(Set task) Below are the records. List every line holding the word "true".

(Task inputs)

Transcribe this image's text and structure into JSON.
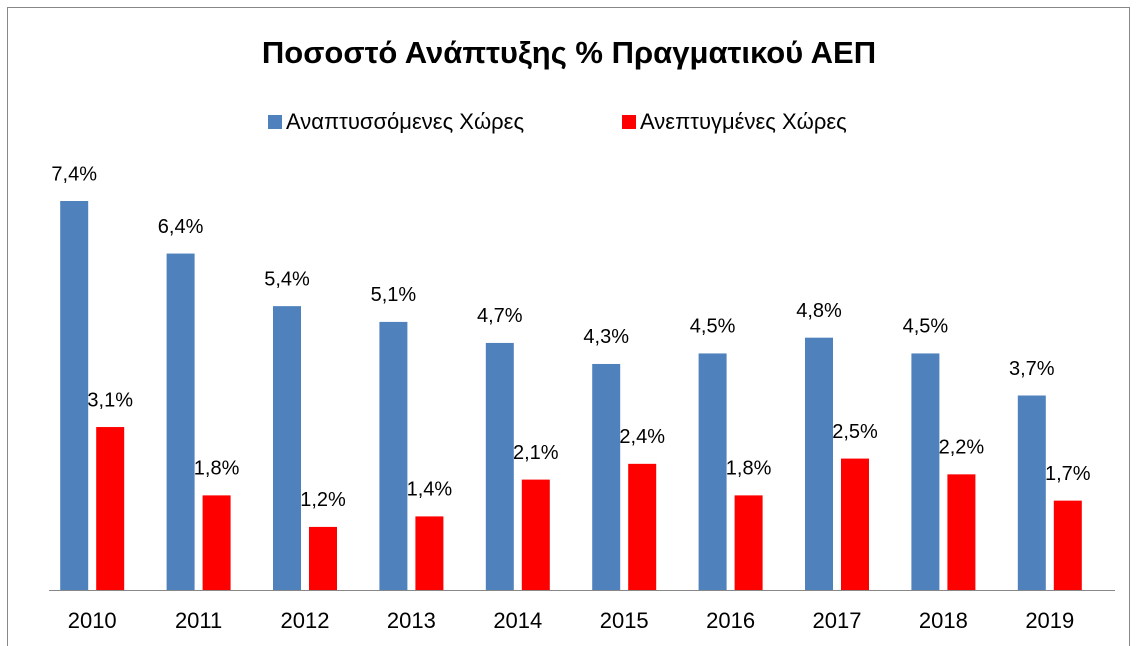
{
  "chart_data": {
    "type": "bar",
    "title": "Ποσοστό Ανάπτυξης % Πραγματικού ΑΕΠ",
    "categories": [
      "2010",
      "2011",
      "2012",
      "2013",
      "2014",
      "2015",
      "2016",
      "2017",
      "2018",
      "2019"
    ],
    "series": [
      {
        "name": "Αναπτυσσόμενες Χώρες",
        "color": "#4f81bd",
        "values": [
          7.4,
          6.4,
          5.4,
          5.1,
          4.7,
          4.3,
          4.5,
          4.8,
          4.5,
          3.7
        ],
        "value_labels": [
          "7,4%",
          "6,4%",
          "5,4%",
          "5,1%",
          "4,7%",
          "4,3%",
          "4,5%",
          "4,8%",
          "4,5%",
          "3,7%"
        ]
      },
      {
        "name": "Ανεπτυγμένες Χώρες",
        "color": "#ff0000",
        "values": [
          3.1,
          1.8,
          1.2,
          1.4,
          2.1,
          2.4,
          1.8,
          2.5,
          2.2,
          1.7
        ],
        "value_labels": [
          "3,1%",
          "1,8%",
          "1,2%",
          "1,4%",
          "2,1%",
          "2,4%",
          "1,8%",
          "2,5%",
          "2,2%",
          "1,7%"
        ]
      }
    ],
    "legend": "top"
  }
}
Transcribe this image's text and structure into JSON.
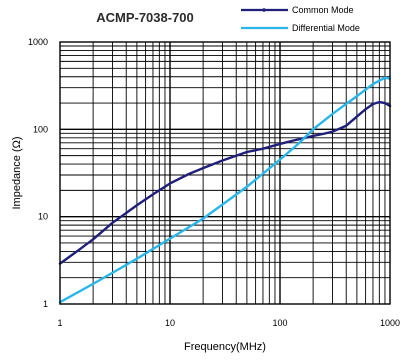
{
  "chart_data": {
    "type": "line",
    "title": "ACMP-7038-700",
    "xlabel": "Frequency(MHz)",
    "ylabel": "Impedance (Ω)",
    "x_scale": "log",
    "y_scale": "log",
    "xlim": [
      1,
      1000
    ],
    "ylim": [
      1,
      1000
    ],
    "x_ticks": [
      "1",
      "10",
      "100",
      "1000"
    ],
    "y_ticks": [
      "1",
      "10",
      "100",
      "1000"
    ],
    "grid": true,
    "legend_position": "top-right",
    "series": [
      {
        "name": "Common Mode",
        "color": "#1f1f7a",
        "x": [
          1,
          1.5,
          2,
          3,
          5,
          7,
          10,
          15,
          20,
          30,
          50,
          70,
          100,
          130,
          170,
          200,
          250,
          300,
          400,
          500,
          600,
          700,
          800,
          900,
          1000
        ],
        "y": [
          2.9,
          4.2,
          5.5,
          8.5,
          13.5,
          18,
          24,
          31,
          36,
          44,
          55,
          60,
          68,
          74,
          80,
          84,
          89,
          94,
          110,
          140,
          170,
          195,
          205,
          200,
          185
        ]
      },
      {
        "name": "Differential Mode",
        "color": "#29b6e8",
        "x": [
          1,
          2,
          5,
          10,
          20,
          50,
          100,
          150,
          200,
          300,
          500,
          700,
          900,
          1000
        ],
        "y": [
          1.05,
          1.7,
          3.3,
          5.6,
          9.5,
          22,
          45,
          70,
          100,
          150,
          240,
          330,
          390,
          380
        ]
      }
    ]
  }
}
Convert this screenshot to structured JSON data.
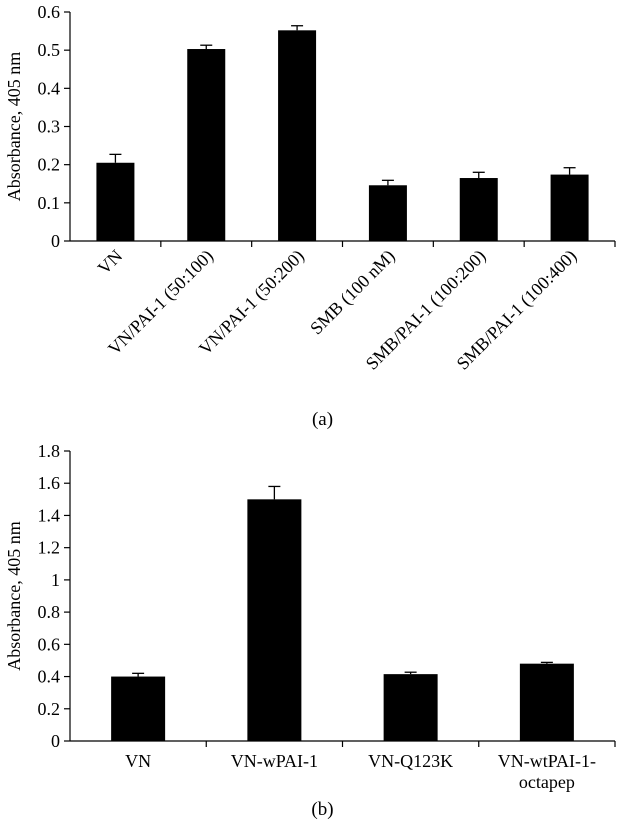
{
  "chart_data": [
    {
      "type": "bar",
      "panel_label": "(a)",
      "ylabel": "Absorbance, 405 nm",
      "ylim": [
        0,
        0.6
      ],
      "yticks": [
        0,
        0.1,
        0.2,
        0.3,
        0.4,
        0.5,
        0.6
      ],
      "ytick_labels": [
        "0",
        "0.1",
        "0.2",
        "0.3",
        "0.4",
        "0.5",
        "0.6"
      ],
      "categories": [
        "VN",
        "VN/PAI-1 (50:100)",
        "VN/PAI-1 (50:200)",
        "SMB (100 nM)",
        "SMB/PAI-1 (100:200)",
        "SMB/PAI-1 (100:400)"
      ],
      "values": [
        0.205,
        0.503,
        0.552,
        0.146,
        0.165,
        0.174
      ],
      "errors": [
        0.022,
        0.01,
        0.012,
        0.013,
        0.015,
        0.018
      ],
      "bar_color": "#000000"
    },
    {
      "type": "bar",
      "panel_label": "(b)",
      "ylabel": "Absorbance, 405 nm",
      "ylim": [
        0,
        1.8
      ],
      "yticks": [
        0,
        0.2,
        0.4,
        0.6,
        0.8,
        1,
        1.2,
        1.4,
        1.6,
        1.8
      ],
      "ytick_labels": [
        "0",
        "0.2",
        "0.4",
        "0.6",
        "0.8",
        "1",
        "1.2",
        "1.4",
        "1.6",
        "1.8"
      ],
      "categories": [
        "VN",
        "VN-wPAI-1",
        "VN-Q123K",
        "VN-wtPAI-1-\noctapep"
      ],
      "values": [
        0.4,
        1.5,
        0.415,
        0.48
      ],
      "errors": [
        0.02,
        0.08,
        0.012,
        0.008
      ],
      "bar_color": "#000000"
    }
  ]
}
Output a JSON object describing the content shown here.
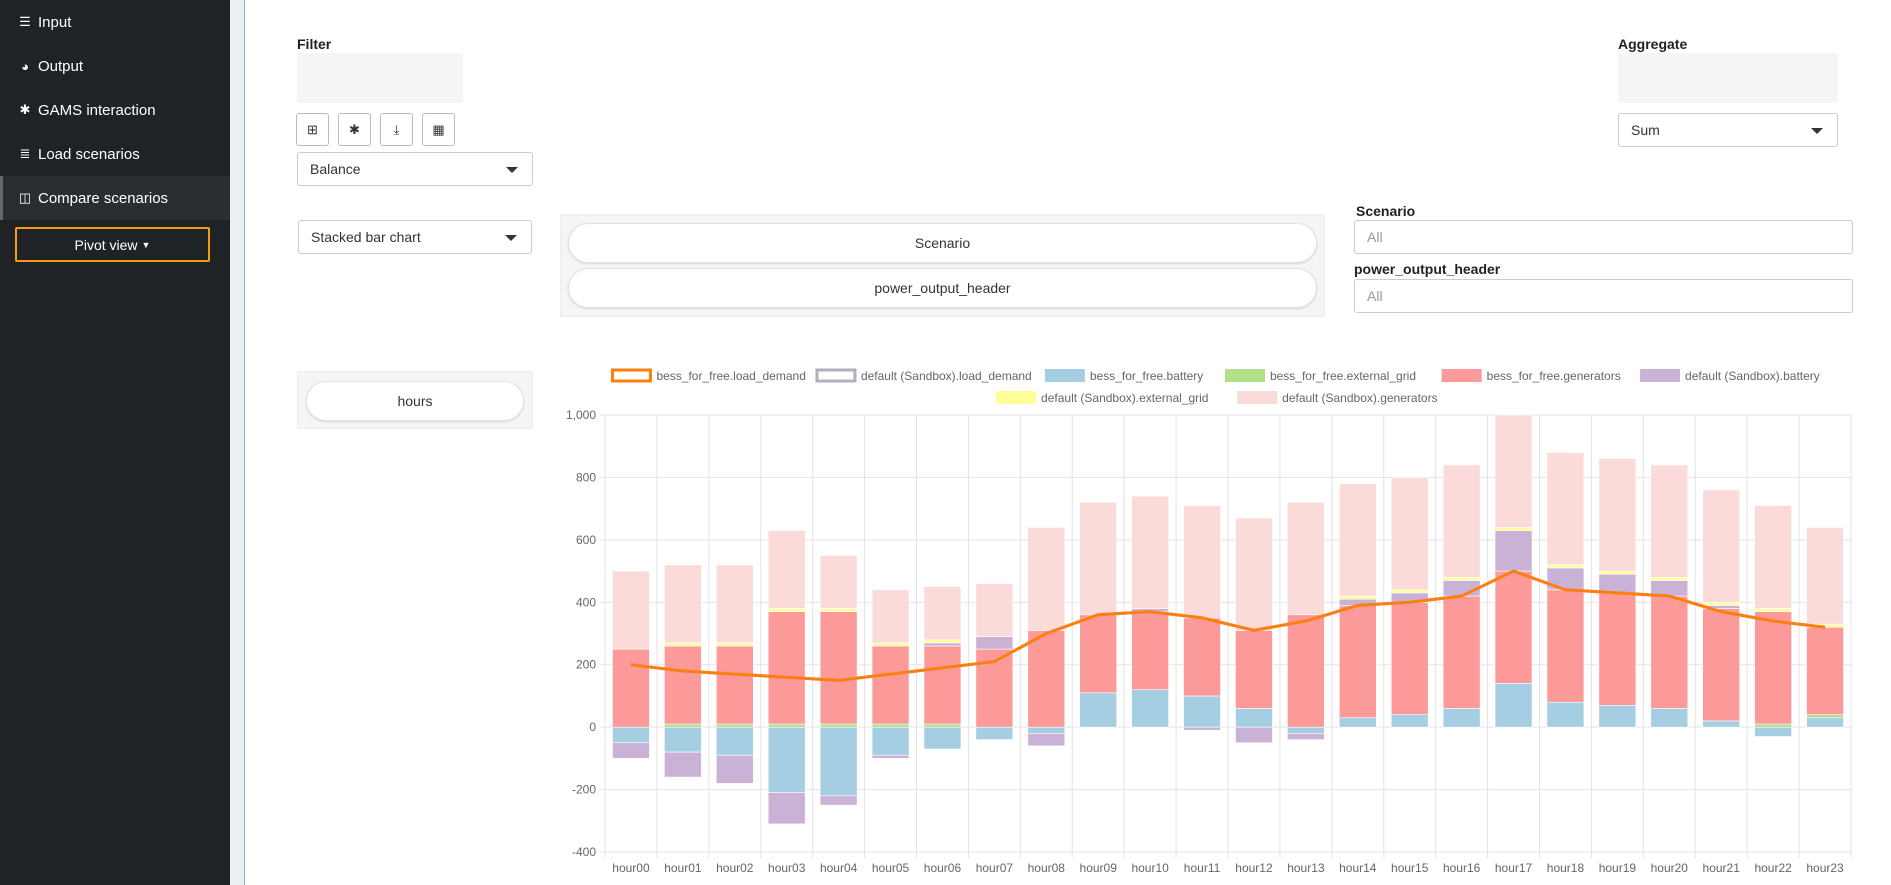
{
  "sidebar": {
    "items": [
      {
        "label": "Input",
        "icon": "sliders-icon"
      },
      {
        "label": "Output",
        "icon": "pie-chart-icon"
      },
      {
        "label": "GAMS interaction",
        "icon": "gear-icon"
      },
      {
        "label": "Load scenarios",
        "icon": "database-icon"
      },
      {
        "label": "Compare scenarios",
        "icon": "columns-icon",
        "active": true
      }
    ],
    "pivot_view_label": "Pivot view"
  },
  "filter": {
    "label": "Filter",
    "toolbar_icons": [
      "add-view-icon",
      "gear-icon",
      "download-icon",
      "table-icon"
    ],
    "symbol_select": "Balance",
    "chart_type_select": "Stacked bar chart"
  },
  "aggregate": {
    "label": "Aggregate",
    "select": "Sum"
  },
  "column_pills": [
    "Scenario",
    "power_output_header"
  ],
  "row_pills": [
    "hours"
  ],
  "column_filters": [
    {
      "label": "Scenario",
      "placeholder": "All"
    },
    {
      "label": "power_output_header",
      "placeholder": "All"
    }
  ],
  "colors": {
    "accent": "#f39c12",
    "sidebar_bg": "#1f2326"
  },
  "chart_data": {
    "type": "bar",
    "stacked": true,
    "categories": [
      "hour00",
      "hour01",
      "hour02",
      "hour03",
      "hour04",
      "hour05",
      "hour06",
      "hour07",
      "hour08",
      "hour09",
      "hour10",
      "hour11",
      "hour12",
      "hour13",
      "hour14",
      "hour15",
      "hour16",
      "hour17",
      "hour18",
      "hour19",
      "hour20",
      "hour21",
      "hour22",
      "hour23"
    ],
    "ylim": [
      -400,
      1000
    ],
    "yticks": [
      "-400",
      "-200",
      "0",
      "200",
      "400",
      "600",
      "800",
      "1,000"
    ],
    "ytick_values": [
      -400,
      -200,
      0,
      200,
      400,
      600,
      800,
      1000
    ],
    "grid": true,
    "legend_position": "top",
    "lines": [
      {
        "name": "bess_for_free.load_demand",
        "color": "#ff7f0e",
        "values": [
          200,
          180,
          170,
          160,
          150,
          170,
          190,
          210,
          300,
          360,
          370,
          350,
          310,
          340,
          390,
          400,
          420,
          500,
          440,
          430,
          420,
          370,
          340,
          320
        ]
      },
      {
        "name": "default (Sandbox).load_demand",
        "color": "#b3aebe",
        "values": [
          200,
          180,
          170,
          160,
          150,
          170,
          190,
          210,
          300,
          360,
          370,
          350,
          310,
          340,
          390,
          400,
          420,
          500,
          440,
          430,
          420,
          370,
          340,
          320
        ]
      }
    ],
    "series": [
      {
        "name": "bess_for_free.battery",
        "color": "#a6cee3",
        "values": [
          -50,
          -80,
          -90,
          -210,
          -220,
          -90,
          -70,
          -40,
          -20,
          110,
          120,
          100,
          60,
          -20,
          30,
          40,
          60,
          140,
          80,
          70,
          60,
          20,
          -30,
          30
        ]
      },
      {
        "name": "bess_for_free.external_grid",
        "color": "#b2df8a",
        "values": [
          0,
          10,
          10,
          10,
          10,
          10,
          10,
          0,
          0,
          0,
          0,
          0,
          0,
          0,
          0,
          0,
          0,
          0,
          0,
          0,
          0,
          0,
          10,
          10
        ]
      },
      {
        "name": "bess_for_free.generators",
        "color": "#fb9a99",
        "values": [
          250,
          250,
          250,
          360,
          360,
          250,
          250,
          250,
          310,
          250,
          250,
          250,
          250,
          360,
          360,
          360,
          360,
          360,
          360,
          360,
          360,
          360,
          360,
          280
        ]
      },
      {
        "name": "default (Sandbox).battery",
        "color": "#cab2d6",
        "values": [
          -50,
          -80,
          -90,
          -100,
          -30,
          -10,
          10,
          40,
          -40,
          0,
          10,
          -10,
          -50,
          -20,
          20,
          30,
          50,
          130,
          70,
          60,
          50,
          10,
          0,
          0
        ]
      },
      {
        "name": "default (Sandbox).external_grid",
        "color": "#ffff99",
        "values": [
          0,
          10,
          10,
          10,
          10,
          10,
          10,
          0,
          0,
          0,
          0,
          0,
          0,
          0,
          10,
          10,
          10,
          10,
          10,
          10,
          10,
          10,
          10,
          10
        ]
      },
      {
        "name": "default (Sandbox).generators",
        "color": "#fadbda",
        "values": [
          250,
          250,
          250,
          250,
          170,
          170,
          170,
          170,
          330,
          360,
          360,
          360,
          360,
          360,
          360,
          360,
          360,
          360,
          360,
          360,
          360,
          360,
          330,
          310
        ]
      }
    ]
  }
}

(Written solution)
    "grid": true,
        "active": true
    "stacked": true,
    "grid": true,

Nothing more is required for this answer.